EXERCISE AIM - Write out the lines unchanged, from the first line through the line with "x axis bbox=[640, 380, 986, 411]", including both.
• • •
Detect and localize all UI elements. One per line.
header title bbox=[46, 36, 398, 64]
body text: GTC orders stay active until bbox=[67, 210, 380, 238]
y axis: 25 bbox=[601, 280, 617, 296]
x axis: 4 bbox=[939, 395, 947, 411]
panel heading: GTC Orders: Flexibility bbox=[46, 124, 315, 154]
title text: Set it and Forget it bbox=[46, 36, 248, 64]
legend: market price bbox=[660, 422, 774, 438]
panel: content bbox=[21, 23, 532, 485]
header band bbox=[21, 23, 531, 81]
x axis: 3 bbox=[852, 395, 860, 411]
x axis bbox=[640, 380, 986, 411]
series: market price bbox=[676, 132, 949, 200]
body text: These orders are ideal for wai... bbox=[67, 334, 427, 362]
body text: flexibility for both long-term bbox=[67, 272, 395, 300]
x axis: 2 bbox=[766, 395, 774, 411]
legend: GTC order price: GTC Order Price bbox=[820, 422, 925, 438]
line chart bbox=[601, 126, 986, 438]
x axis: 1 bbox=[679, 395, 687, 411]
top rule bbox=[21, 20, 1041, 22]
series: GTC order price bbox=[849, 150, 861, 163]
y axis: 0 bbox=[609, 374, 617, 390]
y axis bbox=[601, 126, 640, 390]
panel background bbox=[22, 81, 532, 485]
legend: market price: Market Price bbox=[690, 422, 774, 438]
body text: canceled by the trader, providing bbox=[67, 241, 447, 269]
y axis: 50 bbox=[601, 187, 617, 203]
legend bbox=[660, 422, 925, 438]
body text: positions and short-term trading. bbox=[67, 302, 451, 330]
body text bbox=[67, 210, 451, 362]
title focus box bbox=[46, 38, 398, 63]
• • •
TASK ANSWER -
Detect and localize all UI elements. One per line.
header title bbox=[46, 36, 398, 64]
body text: GTC orders stay active until bbox=[67, 210, 380, 238]
y axis: 25 bbox=[601, 280, 617, 296]
x axis: 4 bbox=[939, 395, 947, 411]
panel heading: GTC Orders: Flexibility bbox=[46, 124, 315, 154]
title text: Set it and Forget it bbox=[46, 36, 248, 64]
legend: market price bbox=[660, 422, 774, 438]
panel: content bbox=[21, 23, 532, 485]
header band bbox=[21, 23, 531, 81]
x axis: 3 bbox=[852, 395, 860, 411]
x axis bbox=[640, 380, 986, 411]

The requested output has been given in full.